* _Written request_
Read through the records below and copy each line that uses the word "this".

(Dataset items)
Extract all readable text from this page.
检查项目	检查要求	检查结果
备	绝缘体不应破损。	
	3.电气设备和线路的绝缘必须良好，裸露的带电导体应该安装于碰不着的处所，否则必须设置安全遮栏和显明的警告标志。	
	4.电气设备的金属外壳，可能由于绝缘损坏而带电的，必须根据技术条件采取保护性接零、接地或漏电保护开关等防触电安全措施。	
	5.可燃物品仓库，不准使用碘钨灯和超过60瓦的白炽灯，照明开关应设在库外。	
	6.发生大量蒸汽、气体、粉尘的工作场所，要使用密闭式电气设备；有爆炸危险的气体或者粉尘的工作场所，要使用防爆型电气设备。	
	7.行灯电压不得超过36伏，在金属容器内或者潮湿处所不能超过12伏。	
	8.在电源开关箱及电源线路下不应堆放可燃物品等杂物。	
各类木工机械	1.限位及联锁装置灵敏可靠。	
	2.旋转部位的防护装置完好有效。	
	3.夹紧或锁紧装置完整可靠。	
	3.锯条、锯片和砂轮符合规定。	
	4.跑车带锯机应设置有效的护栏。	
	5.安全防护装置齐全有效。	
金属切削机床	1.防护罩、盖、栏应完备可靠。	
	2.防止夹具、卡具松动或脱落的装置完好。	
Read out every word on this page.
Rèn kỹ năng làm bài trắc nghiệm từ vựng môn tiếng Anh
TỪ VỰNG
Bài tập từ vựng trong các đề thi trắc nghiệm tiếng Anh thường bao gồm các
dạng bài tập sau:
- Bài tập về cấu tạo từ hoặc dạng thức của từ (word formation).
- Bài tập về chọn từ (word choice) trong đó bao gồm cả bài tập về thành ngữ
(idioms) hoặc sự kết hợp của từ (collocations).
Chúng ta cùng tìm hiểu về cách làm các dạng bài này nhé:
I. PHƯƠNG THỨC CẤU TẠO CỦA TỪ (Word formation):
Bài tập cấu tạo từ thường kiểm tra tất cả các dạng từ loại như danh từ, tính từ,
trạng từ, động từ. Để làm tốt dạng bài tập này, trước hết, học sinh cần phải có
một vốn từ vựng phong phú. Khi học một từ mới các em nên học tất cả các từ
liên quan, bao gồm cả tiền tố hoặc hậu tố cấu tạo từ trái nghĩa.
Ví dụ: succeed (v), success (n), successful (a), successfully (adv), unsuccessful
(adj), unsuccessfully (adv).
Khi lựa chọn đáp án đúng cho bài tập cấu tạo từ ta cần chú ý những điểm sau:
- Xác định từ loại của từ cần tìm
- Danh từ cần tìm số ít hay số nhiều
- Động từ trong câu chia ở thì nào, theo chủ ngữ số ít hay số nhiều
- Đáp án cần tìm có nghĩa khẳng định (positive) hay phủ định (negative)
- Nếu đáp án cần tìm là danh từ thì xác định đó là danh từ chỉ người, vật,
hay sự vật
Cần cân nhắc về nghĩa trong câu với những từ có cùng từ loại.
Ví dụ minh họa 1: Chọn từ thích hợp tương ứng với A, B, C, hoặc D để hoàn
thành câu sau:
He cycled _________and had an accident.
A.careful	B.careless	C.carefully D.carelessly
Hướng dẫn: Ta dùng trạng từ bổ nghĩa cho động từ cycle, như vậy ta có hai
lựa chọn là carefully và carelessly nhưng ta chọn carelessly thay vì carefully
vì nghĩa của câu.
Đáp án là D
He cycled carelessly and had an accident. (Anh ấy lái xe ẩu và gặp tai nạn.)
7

* _Exercise result_
Extract all readable text from this page.
Read out every word on this page.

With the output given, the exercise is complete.